§ Directive: State only the number of lines that include "callout".

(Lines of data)
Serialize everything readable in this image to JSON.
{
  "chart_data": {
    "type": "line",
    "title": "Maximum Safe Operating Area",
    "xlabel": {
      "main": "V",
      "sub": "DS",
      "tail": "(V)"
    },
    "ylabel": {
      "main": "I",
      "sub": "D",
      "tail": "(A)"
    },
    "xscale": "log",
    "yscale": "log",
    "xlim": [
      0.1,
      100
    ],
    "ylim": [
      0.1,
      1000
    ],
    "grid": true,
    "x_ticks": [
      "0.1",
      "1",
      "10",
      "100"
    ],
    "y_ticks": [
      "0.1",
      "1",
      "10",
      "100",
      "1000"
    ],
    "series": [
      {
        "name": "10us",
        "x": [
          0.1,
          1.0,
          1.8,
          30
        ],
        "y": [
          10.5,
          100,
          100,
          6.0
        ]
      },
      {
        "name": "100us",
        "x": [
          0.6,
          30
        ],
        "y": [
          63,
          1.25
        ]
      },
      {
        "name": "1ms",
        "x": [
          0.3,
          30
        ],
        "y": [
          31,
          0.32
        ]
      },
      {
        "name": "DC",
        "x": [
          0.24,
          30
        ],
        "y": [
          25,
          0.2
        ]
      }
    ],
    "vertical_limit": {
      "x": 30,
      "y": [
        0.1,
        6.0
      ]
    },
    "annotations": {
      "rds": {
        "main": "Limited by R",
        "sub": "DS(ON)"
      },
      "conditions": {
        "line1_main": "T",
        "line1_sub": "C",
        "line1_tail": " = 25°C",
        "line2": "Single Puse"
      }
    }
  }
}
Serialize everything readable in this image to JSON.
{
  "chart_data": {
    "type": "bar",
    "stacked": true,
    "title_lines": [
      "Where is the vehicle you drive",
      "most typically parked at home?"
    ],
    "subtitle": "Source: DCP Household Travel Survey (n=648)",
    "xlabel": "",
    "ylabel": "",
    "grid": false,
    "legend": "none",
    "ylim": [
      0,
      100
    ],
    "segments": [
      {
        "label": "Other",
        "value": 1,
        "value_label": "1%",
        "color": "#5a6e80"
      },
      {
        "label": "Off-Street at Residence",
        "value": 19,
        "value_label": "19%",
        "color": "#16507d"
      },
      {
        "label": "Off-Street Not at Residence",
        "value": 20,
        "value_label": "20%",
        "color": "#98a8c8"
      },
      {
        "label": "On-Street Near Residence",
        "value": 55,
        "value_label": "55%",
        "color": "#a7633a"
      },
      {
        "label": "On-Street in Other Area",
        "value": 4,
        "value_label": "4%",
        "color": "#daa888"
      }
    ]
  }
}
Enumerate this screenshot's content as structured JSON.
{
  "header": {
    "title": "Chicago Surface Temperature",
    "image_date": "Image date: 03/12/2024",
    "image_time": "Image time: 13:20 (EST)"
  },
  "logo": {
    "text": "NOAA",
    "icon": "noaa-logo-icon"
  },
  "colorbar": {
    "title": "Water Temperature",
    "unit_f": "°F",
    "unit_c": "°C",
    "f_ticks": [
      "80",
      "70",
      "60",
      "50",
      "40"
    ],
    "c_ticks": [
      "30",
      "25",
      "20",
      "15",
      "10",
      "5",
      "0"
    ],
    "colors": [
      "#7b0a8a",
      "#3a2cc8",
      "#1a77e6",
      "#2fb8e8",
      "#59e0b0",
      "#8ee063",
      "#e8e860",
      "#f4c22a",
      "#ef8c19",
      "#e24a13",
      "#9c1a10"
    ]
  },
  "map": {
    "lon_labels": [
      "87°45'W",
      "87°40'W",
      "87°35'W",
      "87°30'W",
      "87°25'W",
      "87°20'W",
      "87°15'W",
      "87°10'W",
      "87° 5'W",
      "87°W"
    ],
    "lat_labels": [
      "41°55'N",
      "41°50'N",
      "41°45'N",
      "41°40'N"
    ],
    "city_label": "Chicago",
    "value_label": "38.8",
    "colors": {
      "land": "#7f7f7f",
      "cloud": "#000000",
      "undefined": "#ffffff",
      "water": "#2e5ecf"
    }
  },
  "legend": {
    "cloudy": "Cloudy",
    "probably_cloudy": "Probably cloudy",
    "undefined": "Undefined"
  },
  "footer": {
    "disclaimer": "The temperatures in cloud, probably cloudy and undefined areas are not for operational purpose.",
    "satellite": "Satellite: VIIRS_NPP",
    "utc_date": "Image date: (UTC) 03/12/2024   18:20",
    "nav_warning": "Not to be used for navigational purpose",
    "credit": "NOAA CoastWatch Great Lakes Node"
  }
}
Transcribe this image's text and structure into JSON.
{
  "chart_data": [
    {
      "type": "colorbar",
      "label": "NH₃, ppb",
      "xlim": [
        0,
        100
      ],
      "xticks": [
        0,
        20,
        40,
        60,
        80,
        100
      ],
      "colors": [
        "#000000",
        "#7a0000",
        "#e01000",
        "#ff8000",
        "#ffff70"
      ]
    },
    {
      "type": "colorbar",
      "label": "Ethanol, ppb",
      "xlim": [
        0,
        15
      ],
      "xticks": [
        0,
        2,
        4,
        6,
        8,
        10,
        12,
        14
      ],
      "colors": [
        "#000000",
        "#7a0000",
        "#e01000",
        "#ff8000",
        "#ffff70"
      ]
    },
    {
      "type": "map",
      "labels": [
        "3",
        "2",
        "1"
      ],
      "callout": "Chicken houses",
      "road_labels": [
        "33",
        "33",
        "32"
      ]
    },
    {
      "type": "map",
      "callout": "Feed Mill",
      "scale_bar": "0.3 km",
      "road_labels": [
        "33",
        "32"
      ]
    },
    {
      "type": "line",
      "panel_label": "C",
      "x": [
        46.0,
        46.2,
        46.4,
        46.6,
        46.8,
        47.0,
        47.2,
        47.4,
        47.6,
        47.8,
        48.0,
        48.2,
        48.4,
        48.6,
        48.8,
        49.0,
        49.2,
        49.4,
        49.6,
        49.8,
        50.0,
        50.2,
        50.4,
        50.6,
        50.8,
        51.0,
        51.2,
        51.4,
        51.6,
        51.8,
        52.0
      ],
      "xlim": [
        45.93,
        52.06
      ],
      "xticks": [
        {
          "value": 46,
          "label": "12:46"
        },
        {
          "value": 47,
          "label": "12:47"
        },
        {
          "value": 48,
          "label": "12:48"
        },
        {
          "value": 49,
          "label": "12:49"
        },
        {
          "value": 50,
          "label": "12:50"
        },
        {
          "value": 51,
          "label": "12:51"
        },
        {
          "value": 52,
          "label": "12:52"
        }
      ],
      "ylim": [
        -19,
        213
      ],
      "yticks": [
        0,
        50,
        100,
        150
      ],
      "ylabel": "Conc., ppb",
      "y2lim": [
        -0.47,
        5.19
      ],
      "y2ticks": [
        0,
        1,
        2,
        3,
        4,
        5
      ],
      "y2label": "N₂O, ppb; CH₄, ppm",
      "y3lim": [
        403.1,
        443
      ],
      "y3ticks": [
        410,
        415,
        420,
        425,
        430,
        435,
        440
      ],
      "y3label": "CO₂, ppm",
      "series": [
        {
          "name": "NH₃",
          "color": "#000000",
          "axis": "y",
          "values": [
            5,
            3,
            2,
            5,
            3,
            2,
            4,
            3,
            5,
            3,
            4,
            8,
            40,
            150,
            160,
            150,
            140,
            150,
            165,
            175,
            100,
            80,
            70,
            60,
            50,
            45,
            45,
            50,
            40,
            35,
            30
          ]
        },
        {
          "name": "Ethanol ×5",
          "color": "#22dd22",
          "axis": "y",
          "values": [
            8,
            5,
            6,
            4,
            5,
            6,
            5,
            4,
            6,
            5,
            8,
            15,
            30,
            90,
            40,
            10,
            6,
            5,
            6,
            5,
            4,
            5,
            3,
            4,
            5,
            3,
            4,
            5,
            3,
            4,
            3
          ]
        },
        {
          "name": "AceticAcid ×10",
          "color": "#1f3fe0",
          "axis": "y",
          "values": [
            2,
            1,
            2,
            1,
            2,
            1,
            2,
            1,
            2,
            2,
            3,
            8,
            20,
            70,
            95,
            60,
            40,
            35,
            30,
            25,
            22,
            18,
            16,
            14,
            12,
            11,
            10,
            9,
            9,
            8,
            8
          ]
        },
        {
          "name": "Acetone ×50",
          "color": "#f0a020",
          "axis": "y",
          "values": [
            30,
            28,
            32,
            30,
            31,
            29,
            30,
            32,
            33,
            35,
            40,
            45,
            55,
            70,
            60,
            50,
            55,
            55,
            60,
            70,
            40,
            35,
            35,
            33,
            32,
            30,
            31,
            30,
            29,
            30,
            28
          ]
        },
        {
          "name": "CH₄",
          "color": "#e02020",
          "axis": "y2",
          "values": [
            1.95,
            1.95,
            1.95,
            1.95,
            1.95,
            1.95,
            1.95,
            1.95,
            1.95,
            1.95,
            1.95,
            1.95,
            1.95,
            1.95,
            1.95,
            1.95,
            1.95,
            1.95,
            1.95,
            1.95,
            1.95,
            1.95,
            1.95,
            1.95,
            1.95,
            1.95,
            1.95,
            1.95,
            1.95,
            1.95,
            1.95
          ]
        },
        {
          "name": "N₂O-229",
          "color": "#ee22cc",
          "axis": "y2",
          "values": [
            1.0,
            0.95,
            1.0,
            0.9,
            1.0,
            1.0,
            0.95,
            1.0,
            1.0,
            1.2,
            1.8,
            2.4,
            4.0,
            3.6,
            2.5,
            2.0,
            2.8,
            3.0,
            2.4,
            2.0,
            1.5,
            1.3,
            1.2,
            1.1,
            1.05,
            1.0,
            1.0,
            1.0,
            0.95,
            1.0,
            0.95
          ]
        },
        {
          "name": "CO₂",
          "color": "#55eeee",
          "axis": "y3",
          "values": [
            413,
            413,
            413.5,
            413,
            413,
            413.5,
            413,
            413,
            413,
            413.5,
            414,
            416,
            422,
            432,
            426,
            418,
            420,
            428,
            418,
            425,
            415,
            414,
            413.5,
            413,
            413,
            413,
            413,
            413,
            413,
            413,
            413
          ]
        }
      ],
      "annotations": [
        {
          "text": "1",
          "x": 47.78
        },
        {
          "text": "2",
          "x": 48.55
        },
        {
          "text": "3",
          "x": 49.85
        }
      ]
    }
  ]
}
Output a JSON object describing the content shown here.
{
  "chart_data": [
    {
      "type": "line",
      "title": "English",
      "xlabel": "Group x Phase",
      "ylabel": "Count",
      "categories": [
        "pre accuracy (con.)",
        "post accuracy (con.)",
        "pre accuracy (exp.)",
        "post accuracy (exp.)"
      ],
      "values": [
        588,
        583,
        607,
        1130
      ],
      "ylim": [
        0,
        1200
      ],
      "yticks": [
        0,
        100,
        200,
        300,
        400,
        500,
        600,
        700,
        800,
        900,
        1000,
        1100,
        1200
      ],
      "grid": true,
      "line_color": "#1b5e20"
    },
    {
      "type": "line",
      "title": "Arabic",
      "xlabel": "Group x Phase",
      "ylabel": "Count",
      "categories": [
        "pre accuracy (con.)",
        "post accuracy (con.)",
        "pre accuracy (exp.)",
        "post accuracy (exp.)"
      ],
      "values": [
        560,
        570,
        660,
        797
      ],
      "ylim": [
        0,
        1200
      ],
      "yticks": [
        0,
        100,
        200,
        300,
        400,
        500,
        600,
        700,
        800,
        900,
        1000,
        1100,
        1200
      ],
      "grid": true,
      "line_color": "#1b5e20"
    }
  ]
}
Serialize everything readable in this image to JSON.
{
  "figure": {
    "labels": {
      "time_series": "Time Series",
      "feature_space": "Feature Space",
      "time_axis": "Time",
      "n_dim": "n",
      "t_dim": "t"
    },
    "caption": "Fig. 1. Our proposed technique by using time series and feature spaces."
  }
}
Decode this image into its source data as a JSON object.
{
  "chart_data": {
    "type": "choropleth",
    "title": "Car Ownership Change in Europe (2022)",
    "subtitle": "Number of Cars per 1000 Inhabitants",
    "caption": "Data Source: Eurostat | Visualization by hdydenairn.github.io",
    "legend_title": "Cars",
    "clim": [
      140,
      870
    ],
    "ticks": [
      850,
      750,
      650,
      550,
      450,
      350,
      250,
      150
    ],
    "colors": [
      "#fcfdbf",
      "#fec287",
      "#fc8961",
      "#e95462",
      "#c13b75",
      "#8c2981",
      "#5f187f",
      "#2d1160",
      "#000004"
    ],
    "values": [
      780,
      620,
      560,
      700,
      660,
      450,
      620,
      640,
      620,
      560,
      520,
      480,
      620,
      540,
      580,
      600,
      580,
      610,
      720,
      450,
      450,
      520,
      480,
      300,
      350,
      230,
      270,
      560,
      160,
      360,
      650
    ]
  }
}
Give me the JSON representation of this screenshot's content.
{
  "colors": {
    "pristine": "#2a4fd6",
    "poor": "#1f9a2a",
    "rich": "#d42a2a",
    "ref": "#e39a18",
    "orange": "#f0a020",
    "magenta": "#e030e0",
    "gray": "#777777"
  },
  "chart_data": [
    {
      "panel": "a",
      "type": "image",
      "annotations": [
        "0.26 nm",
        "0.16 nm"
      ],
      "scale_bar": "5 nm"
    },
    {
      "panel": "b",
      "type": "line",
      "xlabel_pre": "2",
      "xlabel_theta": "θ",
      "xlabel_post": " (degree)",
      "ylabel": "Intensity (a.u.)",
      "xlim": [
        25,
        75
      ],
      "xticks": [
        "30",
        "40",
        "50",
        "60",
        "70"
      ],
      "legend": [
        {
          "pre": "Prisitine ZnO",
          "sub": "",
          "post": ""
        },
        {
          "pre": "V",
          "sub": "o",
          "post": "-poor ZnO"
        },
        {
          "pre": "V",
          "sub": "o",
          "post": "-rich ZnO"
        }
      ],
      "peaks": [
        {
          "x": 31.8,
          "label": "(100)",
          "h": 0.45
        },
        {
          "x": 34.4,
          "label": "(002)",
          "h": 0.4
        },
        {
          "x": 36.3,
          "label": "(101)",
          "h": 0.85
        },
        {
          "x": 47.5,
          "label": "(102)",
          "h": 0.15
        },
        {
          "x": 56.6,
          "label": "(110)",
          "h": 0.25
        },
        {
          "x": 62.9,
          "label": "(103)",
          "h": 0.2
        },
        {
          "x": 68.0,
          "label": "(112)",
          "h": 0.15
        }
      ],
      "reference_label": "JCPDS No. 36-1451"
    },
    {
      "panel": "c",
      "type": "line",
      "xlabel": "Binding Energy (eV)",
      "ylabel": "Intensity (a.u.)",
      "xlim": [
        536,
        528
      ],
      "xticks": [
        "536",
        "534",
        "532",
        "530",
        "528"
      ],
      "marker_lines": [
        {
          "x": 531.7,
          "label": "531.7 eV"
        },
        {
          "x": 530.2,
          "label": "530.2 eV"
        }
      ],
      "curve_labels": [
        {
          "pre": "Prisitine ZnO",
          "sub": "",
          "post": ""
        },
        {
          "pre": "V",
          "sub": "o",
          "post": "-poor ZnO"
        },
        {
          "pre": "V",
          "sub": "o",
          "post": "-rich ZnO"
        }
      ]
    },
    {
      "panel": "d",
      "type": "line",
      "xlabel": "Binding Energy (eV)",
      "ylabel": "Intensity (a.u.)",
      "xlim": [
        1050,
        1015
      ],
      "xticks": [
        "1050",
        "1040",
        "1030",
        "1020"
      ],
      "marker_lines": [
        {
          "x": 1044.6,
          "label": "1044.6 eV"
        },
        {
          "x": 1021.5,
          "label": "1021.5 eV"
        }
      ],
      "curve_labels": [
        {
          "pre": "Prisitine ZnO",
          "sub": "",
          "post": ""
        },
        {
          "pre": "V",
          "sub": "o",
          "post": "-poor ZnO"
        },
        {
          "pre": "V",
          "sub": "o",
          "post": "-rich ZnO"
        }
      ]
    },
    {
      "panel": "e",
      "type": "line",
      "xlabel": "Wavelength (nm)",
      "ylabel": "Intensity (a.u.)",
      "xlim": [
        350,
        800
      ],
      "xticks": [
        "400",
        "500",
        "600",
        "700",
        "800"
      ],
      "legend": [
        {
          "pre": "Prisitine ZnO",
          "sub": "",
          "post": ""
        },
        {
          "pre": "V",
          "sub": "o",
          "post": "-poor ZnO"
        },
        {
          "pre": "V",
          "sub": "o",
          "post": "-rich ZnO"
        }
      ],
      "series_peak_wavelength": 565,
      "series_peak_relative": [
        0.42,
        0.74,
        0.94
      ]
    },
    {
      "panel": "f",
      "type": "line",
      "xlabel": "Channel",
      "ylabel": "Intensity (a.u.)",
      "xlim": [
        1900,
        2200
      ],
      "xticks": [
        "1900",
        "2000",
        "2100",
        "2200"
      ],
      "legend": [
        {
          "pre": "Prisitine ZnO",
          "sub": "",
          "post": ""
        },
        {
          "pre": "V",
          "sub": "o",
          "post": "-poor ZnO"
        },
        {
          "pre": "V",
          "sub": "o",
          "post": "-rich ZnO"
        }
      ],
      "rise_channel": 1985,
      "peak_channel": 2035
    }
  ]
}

§ Answer to the task: 2